Your objective:
All lines below must be repeated exactly, with the pictures omitted.

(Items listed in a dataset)
- - -
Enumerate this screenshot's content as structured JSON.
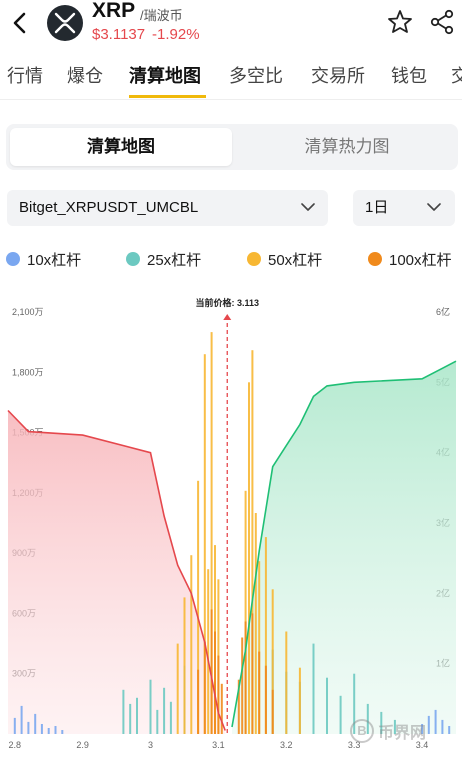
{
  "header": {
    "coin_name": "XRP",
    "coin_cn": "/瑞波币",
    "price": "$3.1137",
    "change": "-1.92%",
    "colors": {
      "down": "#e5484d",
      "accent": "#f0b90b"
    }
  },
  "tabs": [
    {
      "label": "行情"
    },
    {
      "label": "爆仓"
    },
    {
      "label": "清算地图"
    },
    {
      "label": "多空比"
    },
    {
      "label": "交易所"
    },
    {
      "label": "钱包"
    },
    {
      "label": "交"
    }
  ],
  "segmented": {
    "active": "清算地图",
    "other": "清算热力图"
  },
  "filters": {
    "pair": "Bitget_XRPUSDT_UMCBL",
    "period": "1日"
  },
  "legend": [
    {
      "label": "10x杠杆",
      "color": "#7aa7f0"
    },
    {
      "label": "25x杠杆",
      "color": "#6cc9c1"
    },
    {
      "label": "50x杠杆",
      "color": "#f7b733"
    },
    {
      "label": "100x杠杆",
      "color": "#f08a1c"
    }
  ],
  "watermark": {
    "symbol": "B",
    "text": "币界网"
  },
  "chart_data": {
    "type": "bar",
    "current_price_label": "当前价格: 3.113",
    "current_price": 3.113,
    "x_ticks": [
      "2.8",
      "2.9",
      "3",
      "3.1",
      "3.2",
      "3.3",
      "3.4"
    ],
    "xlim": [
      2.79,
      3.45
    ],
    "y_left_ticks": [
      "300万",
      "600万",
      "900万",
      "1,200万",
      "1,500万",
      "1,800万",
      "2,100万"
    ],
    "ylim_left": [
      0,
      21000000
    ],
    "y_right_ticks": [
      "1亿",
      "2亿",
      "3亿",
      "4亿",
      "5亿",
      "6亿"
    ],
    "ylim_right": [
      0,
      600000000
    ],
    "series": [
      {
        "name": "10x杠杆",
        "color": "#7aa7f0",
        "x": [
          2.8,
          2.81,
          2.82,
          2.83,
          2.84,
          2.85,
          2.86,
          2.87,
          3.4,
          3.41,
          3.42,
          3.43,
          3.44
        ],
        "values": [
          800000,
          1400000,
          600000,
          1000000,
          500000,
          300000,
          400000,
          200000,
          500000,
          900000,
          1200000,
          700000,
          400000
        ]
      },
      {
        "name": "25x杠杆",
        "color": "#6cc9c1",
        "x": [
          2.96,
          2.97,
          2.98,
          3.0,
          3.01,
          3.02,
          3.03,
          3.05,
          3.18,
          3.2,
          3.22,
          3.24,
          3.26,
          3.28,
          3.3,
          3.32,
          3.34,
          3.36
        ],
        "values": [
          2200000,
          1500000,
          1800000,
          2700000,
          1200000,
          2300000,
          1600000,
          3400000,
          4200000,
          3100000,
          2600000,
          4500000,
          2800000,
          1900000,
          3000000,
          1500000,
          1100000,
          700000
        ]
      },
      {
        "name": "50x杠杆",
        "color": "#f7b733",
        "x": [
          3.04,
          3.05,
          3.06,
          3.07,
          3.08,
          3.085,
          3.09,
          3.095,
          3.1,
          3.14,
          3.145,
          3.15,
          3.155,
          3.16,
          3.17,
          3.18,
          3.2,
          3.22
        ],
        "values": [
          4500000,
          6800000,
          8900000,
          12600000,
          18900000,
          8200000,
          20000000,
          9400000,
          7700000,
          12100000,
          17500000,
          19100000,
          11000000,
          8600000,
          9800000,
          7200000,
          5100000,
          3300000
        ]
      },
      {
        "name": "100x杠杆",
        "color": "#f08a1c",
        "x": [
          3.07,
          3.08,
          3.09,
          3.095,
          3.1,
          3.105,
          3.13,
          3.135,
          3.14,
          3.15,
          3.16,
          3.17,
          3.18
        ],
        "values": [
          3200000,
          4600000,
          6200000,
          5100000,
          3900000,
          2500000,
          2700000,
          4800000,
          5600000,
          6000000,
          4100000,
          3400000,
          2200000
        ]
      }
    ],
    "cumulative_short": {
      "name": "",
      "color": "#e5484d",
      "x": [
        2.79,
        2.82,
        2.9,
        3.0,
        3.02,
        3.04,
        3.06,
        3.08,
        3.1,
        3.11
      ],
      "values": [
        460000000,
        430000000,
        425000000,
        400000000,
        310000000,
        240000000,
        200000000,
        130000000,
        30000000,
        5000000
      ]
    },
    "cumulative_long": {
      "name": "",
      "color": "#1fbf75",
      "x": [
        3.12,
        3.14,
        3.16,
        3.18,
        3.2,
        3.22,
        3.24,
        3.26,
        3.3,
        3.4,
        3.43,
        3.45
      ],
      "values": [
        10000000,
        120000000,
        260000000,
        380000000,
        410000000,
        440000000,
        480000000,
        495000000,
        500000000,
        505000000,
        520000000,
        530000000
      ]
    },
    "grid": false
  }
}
- - -
Answer to this exercise:
Enumerate this screenshot's content as structured JSON.
{
  "header": {
    "coin_name": "XRP",
    "coin_cn": "/瑞波币",
    "price": "$3.1137",
    "change": "-1.92%",
    "colors": {
      "down": "#e5484d",
      "accent": "#f0b90b"
    }
  },
  "tabs": [
    {
      "label": "行情"
    },
    {
      "label": "爆仓"
    },
    {
      "label": "清算地图"
    },
    {
      "label": "多空比"
    },
    {
      "label": "交易所"
    },
    {
      "label": "钱包"
    },
    {
      "label": "交"
    }
  ],
  "segmented": {
    "active": "清算地图",
    "other": "清算热力图"
  },
  "filters": {
    "pair": "Bitget_XRPUSDT_UMCBL",
    "period": "1日"
  },
  "legend": [
    {
      "label": "10x杠杆",
      "color": "#7aa7f0"
    },
    {
      "label": "25x杠杆",
      "color": "#6cc9c1"
    },
    {
      "label": "50x杠杆",
      "color": "#f7b733"
    },
    {
      "label": "100x杠杆",
      "color": "#f08a1c"
    }
  ],
  "watermark": {
    "symbol": "B",
    "text": "币界网"
  },
  "chart_data": {
    "type": "bar",
    "current_price_label": "当前价格: 3.113",
    "current_price": 3.113,
    "x_ticks": [
      "2.8",
      "2.9",
      "3",
      "3.1",
      "3.2",
      "3.3",
      "3.4"
    ],
    "xlim": [
      2.79,
      3.45
    ],
    "y_left_ticks": [
      "300万",
      "600万",
      "900万",
      "1,200万",
      "1,500万",
      "1,800万",
      "2,100万"
    ],
    "ylim_left": [
      0,
      21000000
    ],
    "y_right_ticks": [
      "1亿",
      "2亿",
      "3亿",
      "4亿",
      "5亿",
      "6亿"
    ],
    "ylim_right": [
      0,
      600000000
    ],
    "series": [
      {
        "name": "10x杠杆",
        "color": "#7aa7f0",
        "x": [
          2.8,
          2.81,
          2.82,
          2.83,
          2.84,
          2.85,
          2.86,
          2.87,
          3.4,
          3.41,
          3.42,
          3.43,
          3.44
        ],
        "values": [
          800000,
          1400000,
          600000,
          1000000,
          500000,
          300000,
          400000,
          200000,
          500000,
          900000,
          1200000,
          700000,
          400000
        ]
      },
      {
        "name": "25x杠杆",
        "color": "#6cc9c1",
        "x": [
          2.96,
          2.97,
          2.98,
          3.0,
          3.01,
          3.02,
          3.03,
          3.05,
          3.18,
          3.2,
          3.22,
          3.24,
          3.26,
          3.28,
          3.3,
          3.32,
          3.34,
          3.36
        ],
        "values": [
          2200000,
          1500000,
          1800000,
          2700000,
          1200000,
          2300000,
          1600000,
          3400000,
          4200000,
          3100000,
          2600000,
          4500000,
          2800000,
          1900000,
          3000000,
          1500000,
          1100000,
          700000
        ]
      },
      {
        "name": "50x杠杆",
        "color": "#f7b733",
        "x": [
          3.04,
          3.05,
          3.06,
          3.07,
          3.08,
          3.085,
          3.09,
          3.095,
          3.1,
          3.14,
          3.145,
          3.15,
          3.155,
          3.16,
          3.17,
          3.18,
          3.2,
          3.22
        ],
        "values": [
          4500000,
          6800000,
          8900000,
          12600000,
          18900000,
          8200000,
          20000000,
          9400000,
          7700000,
          12100000,
          17500000,
          19100000,
          11000000,
          8600000,
          9800000,
          7200000,
          5100000,
          3300000
        ]
      },
      {
        "name": "100x杠杆",
        "color": "#f08a1c",
        "x": [
          3.07,
          3.08,
          3.09,
          3.095,
          3.1,
          3.105,
          3.13,
          3.135,
          3.14,
          3.15,
          3.16,
          3.17,
          3.18
        ],
        "values": [
          3200000,
          4600000,
          6200000,
          5100000,
          3900000,
          2500000,
          2700000,
          4800000,
          5600000,
          6000000,
          4100000,
          3400000,
          2200000
        ]
      }
    ],
    "cumulative_short": {
      "name": "",
      "color": "#e5484d",
      "x": [
        2.79,
        2.82,
        2.9,
        3.0,
        3.02,
        3.04,
        3.06,
        3.08,
        3.1,
        3.11
      ],
      "values": [
        460000000,
        430000000,
        425000000,
        400000000,
        310000000,
        240000000,
        200000000,
        130000000,
        30000000,
        5000000
      ]
    },
    "cumulative_long": {
      "name": "",
      "color": "#1fbf75",
      "x": [
        3.12,
        3.14,
        3.16,
        3.18,
        3.2,
        3.22,
        3.24,
        3.26,
        3.3,
        3.4,
        3.43,
        3.45
      ],
      "values": [
        10000000,
        120000000,
        260000000,
        380000000,
        410000000,
        440000000,
        480000000,
        495000000,
        500000000,
        505000000,
        520000000,
        530000000
      ]
    },
    "grid": false
  }
}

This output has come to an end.